■ **EXERCISE DETAILS**
Transcribe the listing in full, excluding any pictures.

(Stored records)
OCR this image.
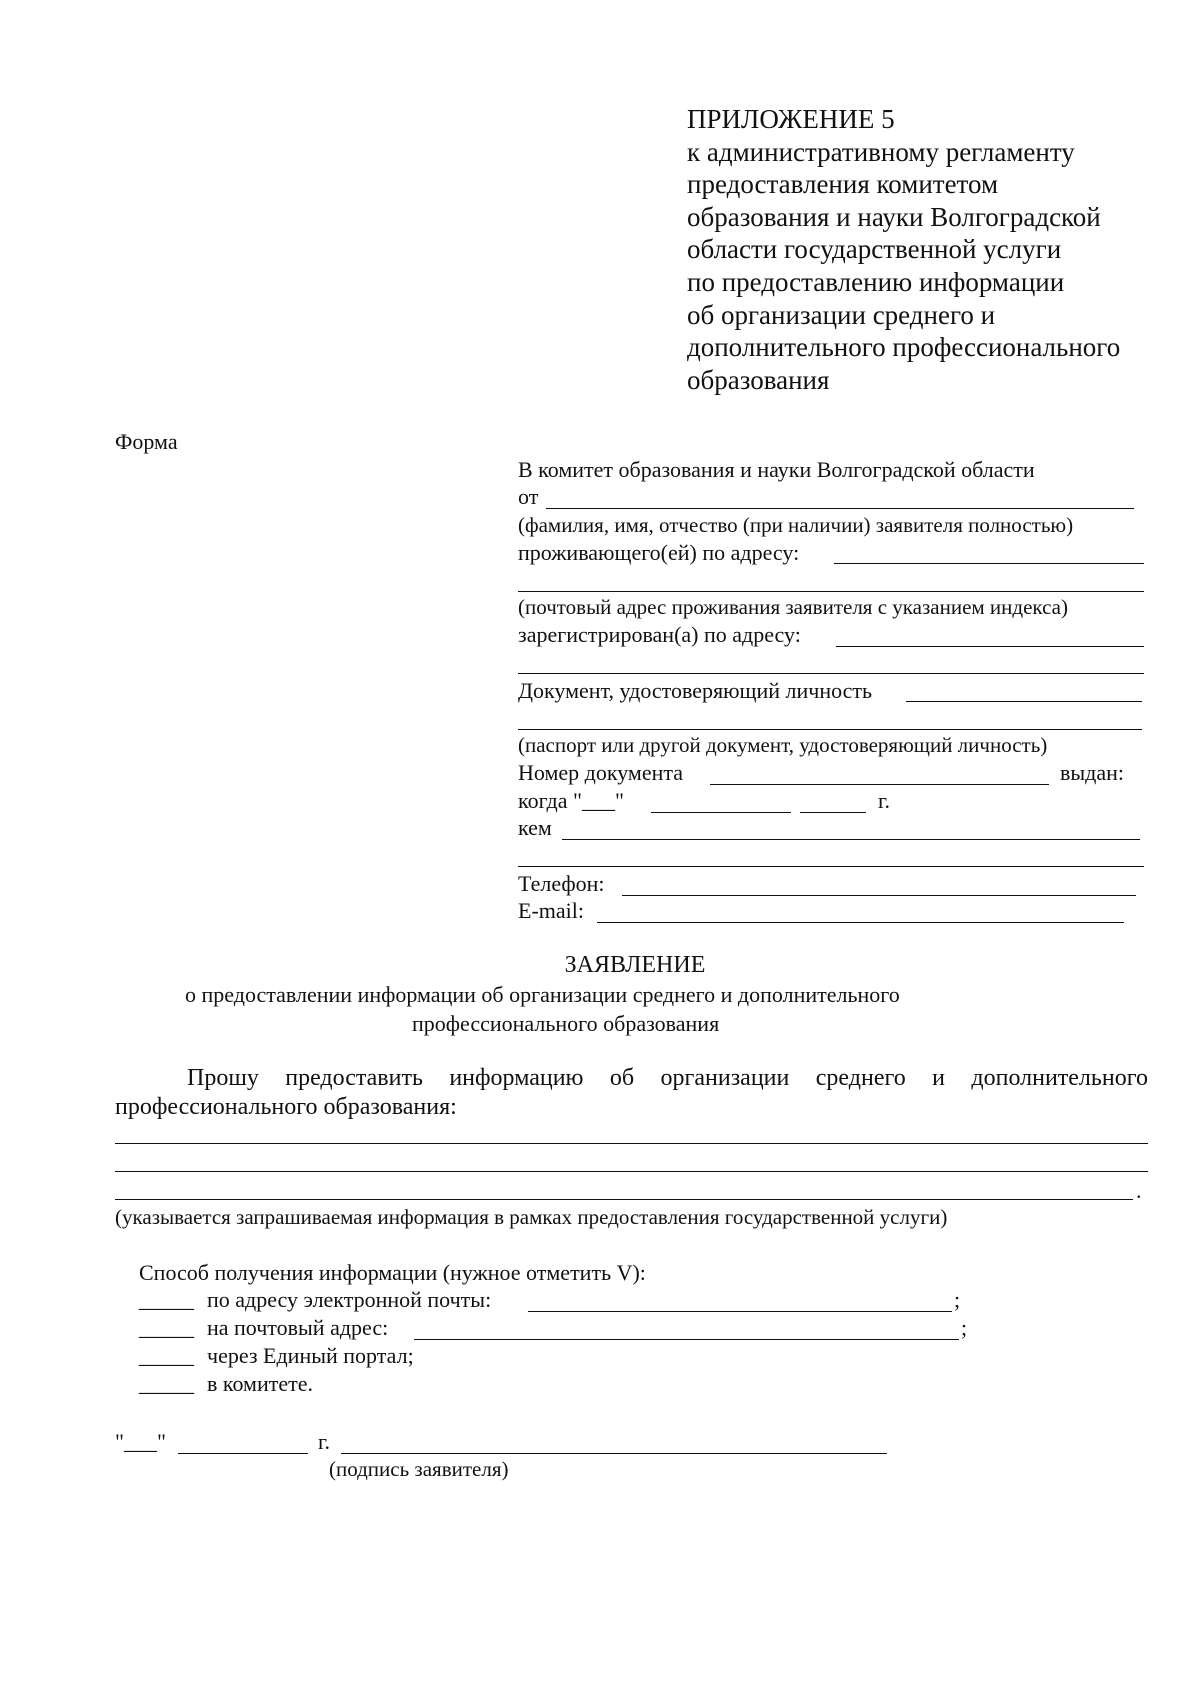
ПРИЛОЖЕНИЕ 5
к административному регламенту
предоставления комитетом
образования и науки Волгоградской
области государственной услуги
по предоставлению информации
об организации среднего и
дополнительного профессионального
образования
Форма
В комитет образования и науки Волгоградской области
от
(фамилия, имя, отчество (при наличии) заявителя полностью)
проживающего(ей) по адресу:
(почтовый адрес проживания заявителя с указанием индекса)
зарегистрирован(а) по адресу:
Документ, удостоверяющий личность
(паспорт или другой документ, удостоверяющий личность)
Номер документа	выдан:
когда "___"	г.
кем
Телефон:
E-mail:
ЗАЯВЛЕНИЕ
о предоставлении информации об организации среднего и дополнительного
профессионального образования
Прошу предоставить информацию об организации среднего и дополнительного
профессионального образования:
.
(указывается запрашиваемая информация в рамках предоставления государственной услуги)
Способ получения информации (нужное отметить V):
_____ по адресу электронной почты:	;
_____ на почтовый адрес:	;
_____ через Единый портал;
_____ в комитете.
"___"	г.
(подпись заявителя)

■ **THE SOLUTION**
OCR this image.
ПРИЛОЖЕНИЕ 5
к административному регламенту
предоставления комитетом
образования и науки Волгоградской
области государственной услуги
по предоставлению информации
об организации среднего и
дополнительного профессионального
образования
Форма
В комитет образования и науки Волгоградской области
от
(фамилия, имя, отчество (при наличии) заявителя полностью)
проживающего(ей) по адресу:
(почтовый адрес проживания заявителя с указанием индекса)
зарегистрирован(а) по адресу:
Документ, удостоверяющий личность
(паспорт или другой документ, удостоверяющий личность)
Номер документа	выдан:
когда "___"	г.
кем
Телефон:
E-mail:
ЗАЯВЛЕНИЕ
о предоставлении информации об организации среднего и дополнительного
профессионального образования
Прошу предоставить информацию об организации среднего и дополнительного
профессионального образования:
.
(указывается запрашиваемая информация в рамках предоставления государственной услуги)
Способ получения информации (нужное отметить V):
_____ по адресу электронной почты:	;
_____ на почтовый адрес:	;
_____ через Единый портал;
_____ в комитете.
"___"	г.
(подпись заявителя)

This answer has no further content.